◆ What the task requires:
Select and reproduce each line of the listing below that bears the string "space".

** Start of Information given **

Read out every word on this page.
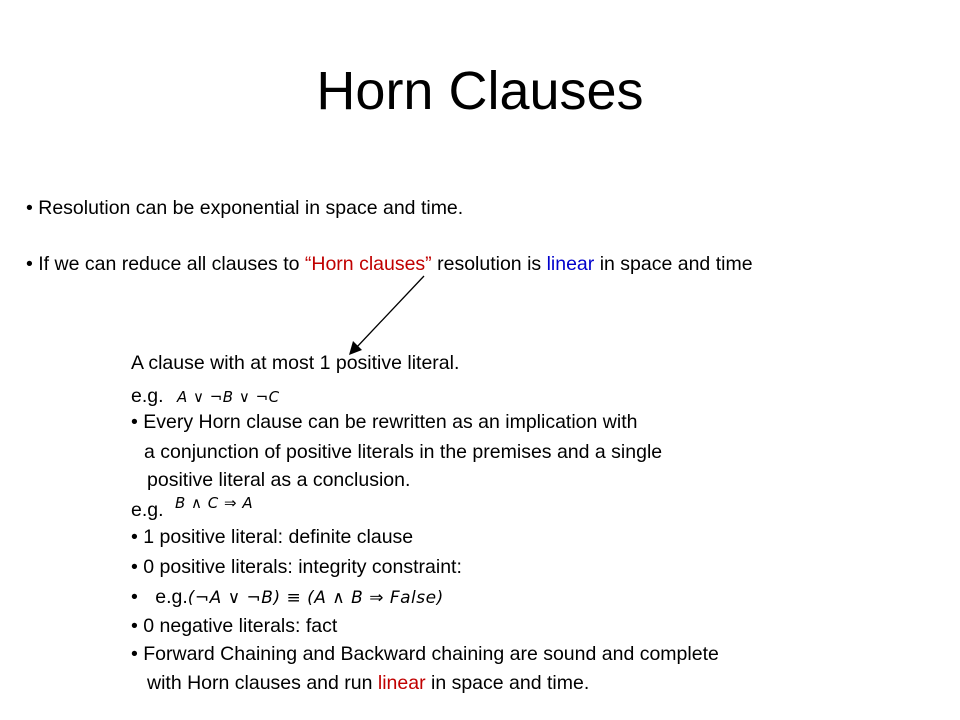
Horn Clauses
• Resolution can be exponential in space and time.
• If we can reduce all clauses to “Horn clauses” resolution is linear in space and time
A clause with at most 1 positive literal.
e.g. A ∨ ¬B ∨ ¬C
• Every Horn clause can be rewritten as an implication with
a conjunction of positive literals in the premises and a single
positive literal as a conclusion.
e.g. $^{B \wedge C \Rightarrow A}$
• 1 positive literal: definite clause
• 0 positive literals: integrity constraint:
• e.g.(¬A ∨ ¬B) ≡ (A ∧ B ⇒ False)
• 0 negative literals: fact
• Forward Chaining and Backward chaining are sound and complete
with Horn clauses and run linear in space and time.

** End of Information given **

◆ Expected answer:
• Resolution can be exponential in space and time.
• If we can reduce all clauses to “Horn clauses” resolution is linear in space and time
with Horn clauses and run linear in space and time.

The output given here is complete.